- [WHAT YOU ARE ASKED TO DO] Which lines in the records below contain the word "TradingView"? Copy each one out.

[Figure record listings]
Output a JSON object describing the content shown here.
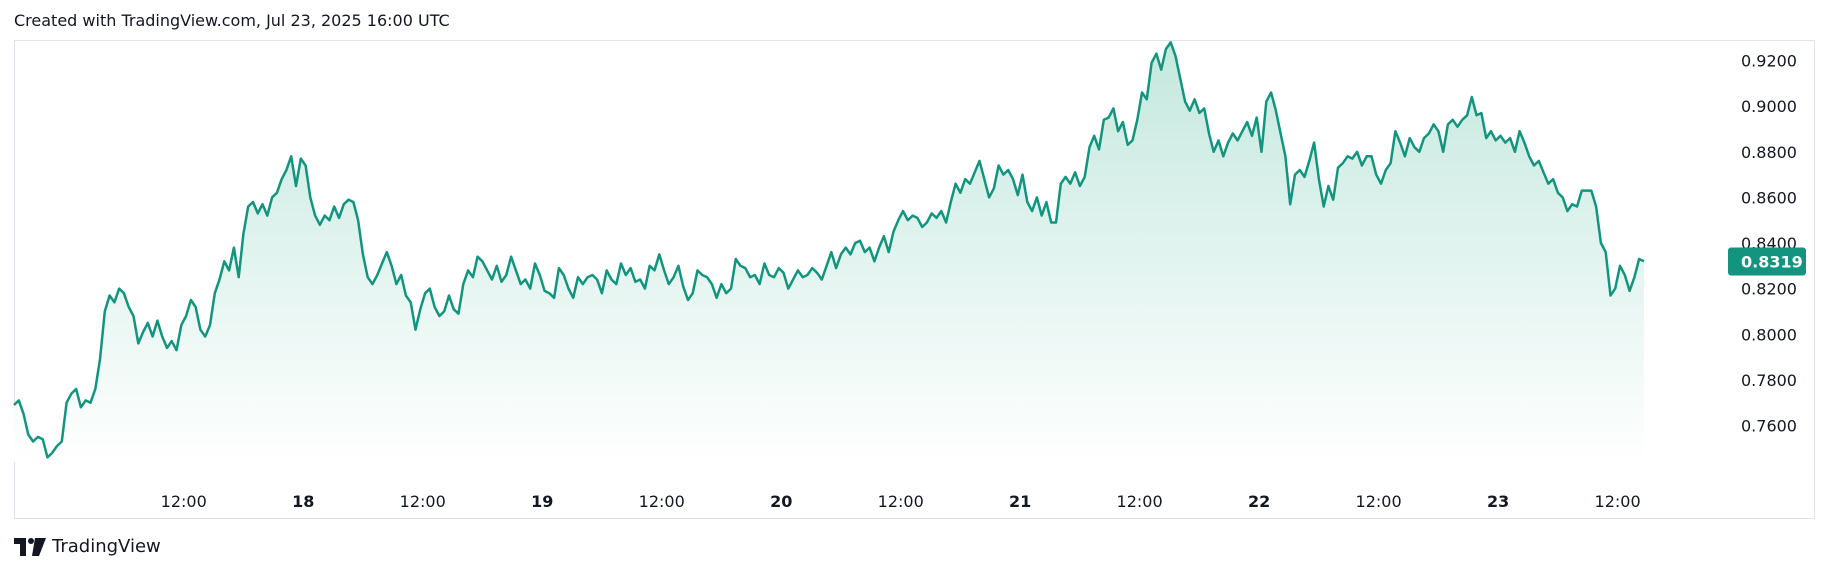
{
  "header": {
    "text": "Created with TradingView.com, Jul 23, 2025 16:00 UTC"
  },
  "brand": {
    "name": "TradingView"
  },
  "colors": {
    "line": "#12947e",
    "fill_top": "#c4e8de",
    "fill_bottom": "#ffffff",
    "border": "#e0e3eb",
    "text": "#131722"
  },
  "chart_data": {
    "type": "area",
    "x_ticks": [
      {
        "label": "12:00",
        "day": 0.5,
        "bold": false
      },
      {
        "label": "18",
        "day": 1.0,
        "bold": true
      },
      {
        "label": "12:00",
        "day": 1.5,
        "bold": false
      },
      {
        "label": "19",
        "day": 2.0,
        "bold": true
      },
      {
        "label": "12:00",
        "day": 2.5,
        "bold": false
      },
      {
        "label": "20",
        "day": 3.0,
        "bold": true
      },
      {
        "label": "12:00",
        "day": 3.5,
        "bold": false
      },
      {
        "label": "21",
        "day": 4.0,
        "bold": true
      },
      {
        "label": "12:00",
        "day": 4.5,
        "bold": false
      },
      {
        "label": "22",
        "day": 5.0,
        "bold": true
      },
      {
        "label": "12:00",
        "day": 5.5,
        "bold": false
      },
      {
        "label": "23",
        "day": 6.0,
        "bold": true
      },
      {
        "label": "12:00",
        "day": 6.5,
        "bold": false
      }
    ],
    "y_ticks": [
      "0.9200",
      "0.9000",
      "0.8800",
      "0.8600",
      "0.8400",
      "0.8200",
      "0.8000",
      "0.7800",
      "0.7600"
    ],
    "ylim": [
      0.744,
      0.929
    ],
    "xlim": [
      -0.21,
      6.92
    ],
    "last_value": "0.8319",
    "points": [
      [
        -0.21,
        0.769
      ],
      [
        -0.19,
        0.771
      ],
      [
        -0.17,
        0.765
      ],
      [
        -0.15,
        0.756
      ],
      [
        -0.13,
        0.753
      ],
      [
        -0.11,
        0.755
      ],
      [
        -0.09,
        0.754
      ],
      [
        -0.07,
        0.746
      ],
      [
        -0.05,
        0.748
      ],
      [
        -0.03,
        0.751
      ],
      [
        -0.01,
        0.753
      ],
      [
        0.01,
        0.77
      ],
      [
        0.03,
        0.774
      ],
      [
        0.05,
        0.776
      ],
      [
        0.07,
        0.768
      ],
      [
        0.09,
        0.771
      ],
      [
        0.11,
        0.77
      ],
      [
        0.13,
        0.776
      ],
      [
        0.15,
        0.789
      ],
      [
        0.17,
        0.81
      ],
      [
        0.19,
        0.817
      ],
      [
        0.21,
        0.814
      ],
      [
        0.23,
        0.82
      ],
      [
        0.25,
        0.818
      ],
      [
        0.27,
        0.812
      ],
      [
        0.29,
        0.808
      ],
      [
        0.31,
        0.796
      ],
      [
        0.33,
        0.801
      ],
      [
        0.35,
        0.805
      ],
      [
        0.37,
        0.799
      ],
      [
        0.39,
        0.806
      ],
      [
        0.41,
        0.799
      ],
      [
        0.43,
        0.794
      ],
      [
        0.45,
        0.797
      ],
      [
        0.47,
        0.793
      ],
      [
        0.49,
        0.804
      ],
      [
        0.51,
        0.808
      ],
      [
        0.53,
        0.815
      ],
      [
        0.55,
        0.812
      ],
      [
        0.57,
        0.802
      ],
      [
        0.59,
        0.799
      ],
      [
        0.61,
        0.804
      ],
      [
        0.63,
        0.818
      ],
      [
        0.65,
        0.824
      ],
      [
        0.67,
        0.832
      ],
      [
        0.69,
        0.828
      ],
      [
        0.71,
        0.838
      ],
      [
        0.73,
        0.825
      ],
      [
        0.75,
        0.844
      ],
      [
        0.77,
        0.856
      ],
      [
        0.79,
        0.858
      ],
      [
        0.81,
        0.853
      ],
      [
        0.83,
        0.857
      ],
      [
        0.85,
        0.852
      ],
      [
        0.87,
        0.86
      ],
      [
        0.89,
        0.862
      ],
      [
        0.91,
        0.868
      ],
      [
        0.93,
        0.872
      ],
      [
        0.95,
        0.878
      ],
      [
        0.97,
        0.865
      ],
      [
        0.99,
        0.877
      ],
      [
        1.01,
        0.874
      ],
      [
        1.03,
        0.86
      ],
      [
        1.05,
        0.852
      ],
      [
        1.07,
        0.848
      ],
      [
        1.09,
        0.852
      ],
      [
        1.11,
        0.85
      ],
      [
        1.13,
        0.856
      ],
      [
        1.15,
        0.851
      ],
      [
        1.17,
        0.857
      ],
      [
        1.19,
        0.859
      ],
      [
        1.21,
        0.858
      ],
      [
        1.23,
        0.85
      ],
      [
        1.25,
        0.835
      ],
      [
        1.27,
        0.825
      ],
      [
        1.29,
        0.822
      ],
      [
        1.31,
        0.826
      ],
      [
        1.33,
        0.831
      ],
      [
        1.35,
        0.836
      ],
      [
        1.37,
        0.83
      ],
      [
        1.39,
        0.822
      ],
      [
        1.41,
        0.826
      ],
      [
        1.43,
        0.817
      ],
      [
        1.45,
        0.814
      ],
      [
        1.47,
        0.802
      ],
      [
        1.49,
        0.811
      ],
      [
        1.51,
        0.818
      ],
      [
        1.53,
        0.82
      ],
      [
        1.55,
        0.812
      ],
      [
        1.57,
        0.808
      ],
      [
        1.59,
        0.81
      ],
      [
        1.61,
        0.817
      ],
      [
        1.63,
        0.811
      ],
      [
        1.65,
        0.809
      ],
      [
        1.67,
        0.822
      ],
      [
        1.69,
        0.828
      ],
      [
        1.71,
        0.825
      ],
      [
        1.73,
        0.834
      ],
      [
        1.75,
        0.832
      ],
      [
        1.77,
        0.828
      ],
      [
        1.79,
        0.824
      ],
      [
        1.81,
        0.83
      ],
      [
        1.83,
        0.823
      ],
      [
        1.85,
        0.826
      ],
      [
        1.87,
        0.834
      ],
      [
        1.89,
        0.828
      ],
      [
        1.91,
        0.822
      ],
      [
        1.93,
        0.824
      ],
      [
        1.95,
        0.82
      ],
      [
        1.97,
        0.831
      ],
      [
        1.99,
        0.826
      ],
      [
        2.01,
        0.819
      ],
      [
        2.03,
        0.818
      ],
      [
        2.05,
        0.816
      ],
      [
        2.07,
        0.829
      ],
      [
        2.09,
        0.826
      ],
      [
        2.11,
        0.82
      ],
      [
        2.13,
        0.816
      ],
      [
        2.15,
        0.825
      ],
      [
        2.17,
        0.822
      ],
      [
        2.19,
        0.825
      ],
      [
        2.21,
        0.826
      ],
      [
        2.23,
        0.824
      ],
      [
        2.25,
        0.818
      ],
      [
        2.27,
        0.828
      ],
      [
        2.29,
        0.824
      ],
      [
        2.31,
        0.822
      ],
      [
        2.33,
        0.831
      ],
      [
        2.35,
        0.826
      ],
      [
        2.37,
        0.829
      ],
      [
        2.39,
        0.823
      ],
      [
        2.41,
        0.824
      ],
      [
        2.43,
        0.82
      ],
      [
        2.45,
        0.83
      ],
      [
        2.47,
        0.828
      ],
      [
        2.49,
        0.835
      ],
      [
        2.51,
        0.828
      ],
      [
        2.53,
        0.822
      ],
      [
        2.55,
        0.825
      ],
      [
        2.57,
        0.83
      ],
      [
        2.59,
        0.821
      ],
      [
        2.61,
        0.815
      ],
      [
        2.63,
        0.818
      ],
      [
        2.65,
        0.828
      ],
      [
        2.67,
        0.826
      ],
      [
        2.69,
        0.825
      ],
      [
        2.71,
        0.822
      ],
      [
        2.73,
        0.816
      ],
      [
        2.75,
        0.822
      ],
      [
        2.77,
        0.818
      ],
      [
        2.79,
        0.82
      ],
      [
        2.81,
        0.833
      ],
      [
        2.83,
        0.83
      ],
      [
        2.85,
        0.829
      ],
      [
        2.87,
        0.825
      ],
      [
        2.89,
        0.826
      ],
      [
        2.91,
        0.822
      ],
      [
        2.93,
        0.831
      ],
      [
        2.95,
        0.826
      ],
      [
        2.97,
        0.825
      ],
      [
        2.99,
        0.829
      ],
      [
        3.01,
        0.827
      ],
      [
        3.03,
        0.82
      ],
      [
        3.05,
        0.824
      ],
      [
        3.07,
        0.828
      ],
      [
        3.09,
        0.825
      ],
      [
        3.11,
        0.826
      ],
      [
        3.13,
        0.829
      ],
      [
        3.15,
        0.827
      ],
      [
        3.17,
        0.824
      ],
      [
        3.19,
        0.83
      ],
      [
        3.21,
        0.836
      ],
      [
        3.23,
        0.829
      ],
      [
        3.25,
        0.835
      ],
      [
        3.27,
        0.838
      ],
      [
        3.29,
        0.835
      ],
      [
        3.31,
        0.84
      ],
      [
        3.33,
        0.841
      ],
      [
        3.35,
        0.836
      ],
      [
        3.37,
        0.838
      ],
      [
        3.39,
        0.832
      ],
      [
        3.41,
        0.838
      ],
      [
        3.43,
        0.843
      ],
      [
        3.45,
        0.836
      ],
      [
        3.47,
        0.845
      ],
      [
        3.49,
        0.85
      ],
      [
        3.51,
        0.854
      ],
      [
        3.53,
        0.85
      ],
      [
        3.55,
        0.852
      ],
      [
        3.57,
        0.851
      ],
      [
        3.59,
        0.847
      ],
      [
        3.61,
        0.849
      ],
      [
        3.63,
        0.853
      ],
      [
        3.65,
        0.851
      ],
      [
        3.67,
        0.854
      ],
      [
        3.69,
        0.849
      ],
      [
        3.71,
        0.858
      ],
      [
        3.73,
        0.866
      ],
      [
        3.75,
        0.862
      ],
      [
        3.77,
        0.868
      ],
      [
        3.79,
        0.866
      ],
      [
        3.81,
        0.871
      ],
      [
        3.83,
        0.876
      ],
      [
        3.85,
        0.868
      ],
      [
        3.87,
        0.86
      ],
      [
        3.89,
        0.864
      ],
      [
        3.91,
        0.874
      ],
      [
        3.93,
        0.87
      ],
      [
        3.95,
        0.872
      ],
      [
        3.97,
        0.868
      ],
      [
        3.99,
        0.861
      ],
      [
        4.01,
        0.87
      ],
      [
        4.03,
        0.858
      ],
      [
        4.05,
        0.854
      ],
      [
        4.07,
        0.86
      ],
      [
        4.09,
        0.852
      ],
      [
        4.11,
        0.858
      ],
      [
        4.13,
        0.849
      ],
      [
        4.15,
        0.849
      ],
      [
        4.17,
        0.866
      ],
      [
        4.19,
        0.869
      ],
      [
        4.21,
        0.866
      ],
      [
        4.23,
        0.871
      ],
      [
        4.25,
        0.865
      ],
      [
        4.27,
        0.869
      ],
      [
        4.29,
        0.882
      ],
      [
        4.31,
        0.887
      ],
      [
        4.33,
        0.881
      ],
      [
        4.35,
        0.894
      ],
      [
        4.37,
        0.895
      ],
      [
        4.39,
        0.899
      ],
      [
        4.41,
        0.889
      ],
      [
        4.43,
        0.893
      ],
      [
        4.45,
        0.883
      ],
      [
        4.47,
        0.885
      ],
      [
        4.49,
        0.894
      ],
      [
        4.51,
        0.906
      ],
      [
        4.53,
        0.903
      ],
      [
        4.55,
        0.919
      ],
      [
        4.57,
        0.923
      ],
      [
        4.59,
        0.916
      ],
      [
        4.61,
        0.925
      ],
      [
        4.63,
        0.928
      ],
      [
        4.65,
        0.922
      ],
      [
        4.67,
        0.912
      ],
      [
        4.69,
        0.902
      ],
      [
        4.71,
        0.898
      ],
      [
        4.73,
        0.903
      ],
      [
        4.75,
        0.897
      ],
      [
        4.77,
        0.899
      ],
      [
        4.79,
        0.888
      ],
      [
        4.81,
        0.88
      ],
      [
        4.83,
        0.885
      ],
      [
        4.85,
        0.878
      ],
      [
        4.87,
        0.884
      ],
      [
        4.89,
        0.888
      ],
      [
        4.91,
        0.885
      ],
      [
        4.93,
        0.889
      ],
      [
        4.95,
        0.893
      ],
      [
        4.97,
        0.887
      ],
      [
        4.99,
        0.895
      ],
      [
        5.01,
        0.88
      ],
      [
        5.03,
        0.902
      ],
      [
        5.05,
        0.906
      ],
      [
        5.07,
        0.898
      ],
      [
        5.09,
        0.888
      ],
      [
        5.11,
        0.878
      ],
      [
        5.13,
        0.857
      ],
      [
        5.15,
        0.87
      ],
      [
        5.17,
        0.872
      ],
      [
        5.19,
        0.869
      ],
      [
        5.21,
        0.876
      ],
      [
        5.23,
        0.884
      ],
      [
        5.25,
        0.868
      ],
      [
        5.27,
        0.856
      ],
      [
        5.29,
        0.865
      ],
      [
        5.31,
        0.859
      ],
      [
        5.33,
        0.873
      ],
      [
        5.35,
        0.875
      ],
      [
        5.37,
        0.878
      ],
      [
        5.39,
        0.877
      ],
      [
        5.41,
        0.88
      ],
      [
        5.43,
        0.874
      ],
      [
        5.45,
        0.878
      ],
      [
        5.47,
        0.878
      ],
      [
        5.49,
        0.87
      ],
      [
        5.51,
        0.866
      ],
      [
        5.53,
        0.872
      ],
      [
        5.55,
        0.875
      ],
      [
        5.57,
        0.889
      ],
      [
        5.59,
        0.884
      ],
      [
        5.61,
        0.878
      ],
      [
        5.63,
        0.886
      ],
      [
        5.65,
        0.882
      ],
      [
        5.67,
        0.88
      ],
      [
        5.69,
        0.886
      ],
      [
        5.71,
        0.888
      ],
      [
        5.73,
        0.892
      ],
      [
        5.75,
        0.889
      ],
      [
        5.77,
        0.88
      ],
      [
        5.79,
        0.892
      ],
      [
        5.81,
        0.894
      ],
      [
        5.83,
        0.891
      ],
      [
        5.85,
        0.894
      ],
      [
        5.87,
        0.896
      ],
      [
        5.89,
        0.904
      ],
      [
        5.91,
        0.896
      ],
      [
        5.93,
        0.897
      ],
      [
        5.95,
        0.886
      ],
      [
        5.97,
        0.889
      ],
      [
        5.99,
        0.885
      ],
      [
        6.01,
        0.887
      ],
      [
        6.03,
        0.884
      ],
      [
        6.05,
        0.886
      ],
      [
        6.07,
        0.88
      ],
      [
        6.09,
        0.889
      ],
      [
        6.11,
        0.884
      ],
      [
        6.13,
        0.878
      ],
      [
        6.15,
        0.874
      ],
      [
        6.17,
        0.876
      ],
      [
        6.19,
        0.871
      ],
      [
        6.21,
        0.866
      ],
      [
        6.23,
        0.868
      ],
      [
        6.25,
        0.862
      ],
      [
        6.27,
        0.86
      ],
      [
        6.29,
        0.854
      ],
      [
        6.31,
        0.857
      ],
      [
        6.33,
        0.856
      ],
      [
        6.35,
        0.863
      ],
      [
        6.37,
        0.863
      ],
      [
        6.39,
        0.863
      ],
      [
        6.41,
        0.856
      ],
      [
        6.43,
        0.84
      ],
      [
        6.45,
        0.836
      ],
      [
        6.47,
        0.817
      ],
      [
        6.49,
        0.82
      ],
      [
        6.51,
        0.83
      ],
      [
        6.53,
        0.826
      ],
      [
        6.55,
        0.819
      ],
      [
        6.57,
        0.825
      ],
      [
        6.59,
        0.833
      ],
      [
        6.61,
        0.832
      ]
    ]
  }
}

- [REPLY]
    "text": "Created with TradingView.com, Jul 23, 2025 16:00 UTC"
    "name": "TradingView"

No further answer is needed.